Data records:
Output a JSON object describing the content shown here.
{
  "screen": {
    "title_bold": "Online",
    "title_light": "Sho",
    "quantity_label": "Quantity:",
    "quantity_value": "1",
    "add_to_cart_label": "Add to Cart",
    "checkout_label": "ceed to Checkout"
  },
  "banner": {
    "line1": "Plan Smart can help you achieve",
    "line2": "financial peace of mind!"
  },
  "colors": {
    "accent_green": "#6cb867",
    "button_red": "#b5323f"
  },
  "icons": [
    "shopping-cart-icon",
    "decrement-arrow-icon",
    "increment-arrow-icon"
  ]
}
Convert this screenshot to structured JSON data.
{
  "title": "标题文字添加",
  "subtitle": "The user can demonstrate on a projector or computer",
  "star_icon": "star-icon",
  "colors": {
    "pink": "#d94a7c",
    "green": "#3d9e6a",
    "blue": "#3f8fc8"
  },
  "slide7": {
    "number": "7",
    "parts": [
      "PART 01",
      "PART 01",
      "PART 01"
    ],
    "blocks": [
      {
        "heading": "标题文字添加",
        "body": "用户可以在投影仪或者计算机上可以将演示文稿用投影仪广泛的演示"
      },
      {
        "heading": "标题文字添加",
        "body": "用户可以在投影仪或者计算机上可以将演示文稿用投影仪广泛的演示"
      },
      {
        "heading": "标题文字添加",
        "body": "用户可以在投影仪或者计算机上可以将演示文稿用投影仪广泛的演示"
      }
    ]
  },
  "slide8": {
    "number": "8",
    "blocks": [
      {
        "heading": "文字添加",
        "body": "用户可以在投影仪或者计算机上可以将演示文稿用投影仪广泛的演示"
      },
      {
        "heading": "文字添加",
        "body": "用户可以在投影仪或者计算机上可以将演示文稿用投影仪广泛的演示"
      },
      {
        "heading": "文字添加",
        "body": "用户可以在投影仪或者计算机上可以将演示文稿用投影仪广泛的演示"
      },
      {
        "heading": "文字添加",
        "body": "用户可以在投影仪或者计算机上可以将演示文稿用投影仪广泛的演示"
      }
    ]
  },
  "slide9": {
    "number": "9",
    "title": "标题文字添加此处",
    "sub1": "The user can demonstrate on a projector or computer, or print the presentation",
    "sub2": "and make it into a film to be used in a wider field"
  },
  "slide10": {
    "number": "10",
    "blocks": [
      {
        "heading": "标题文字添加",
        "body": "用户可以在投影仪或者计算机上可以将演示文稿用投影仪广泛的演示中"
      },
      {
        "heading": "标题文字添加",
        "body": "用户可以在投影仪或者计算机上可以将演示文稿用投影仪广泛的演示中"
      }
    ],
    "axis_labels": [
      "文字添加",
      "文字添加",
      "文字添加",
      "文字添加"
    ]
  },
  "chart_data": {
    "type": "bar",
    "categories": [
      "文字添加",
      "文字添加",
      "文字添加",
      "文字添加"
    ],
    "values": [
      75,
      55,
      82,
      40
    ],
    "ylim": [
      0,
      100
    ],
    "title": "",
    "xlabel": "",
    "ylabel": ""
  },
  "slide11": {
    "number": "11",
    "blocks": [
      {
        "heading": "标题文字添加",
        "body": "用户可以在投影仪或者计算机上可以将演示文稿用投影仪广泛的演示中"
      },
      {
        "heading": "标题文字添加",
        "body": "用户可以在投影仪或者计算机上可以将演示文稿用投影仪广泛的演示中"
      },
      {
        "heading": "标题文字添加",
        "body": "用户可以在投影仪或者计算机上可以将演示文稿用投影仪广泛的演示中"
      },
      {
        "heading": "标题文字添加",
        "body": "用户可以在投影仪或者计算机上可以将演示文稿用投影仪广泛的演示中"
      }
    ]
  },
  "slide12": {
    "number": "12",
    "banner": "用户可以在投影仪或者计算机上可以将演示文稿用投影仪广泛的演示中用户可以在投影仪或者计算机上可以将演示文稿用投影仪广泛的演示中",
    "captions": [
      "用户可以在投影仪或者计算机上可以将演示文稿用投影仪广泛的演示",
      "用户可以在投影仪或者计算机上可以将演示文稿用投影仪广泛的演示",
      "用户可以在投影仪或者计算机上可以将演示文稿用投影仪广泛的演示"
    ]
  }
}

Task - Find the word "number" and list each line it appears in.

Output below -
    "number": "7",
    "number": "8",
    "number": "9",
    "number": "10",
    "number": "11",
    "number": "12",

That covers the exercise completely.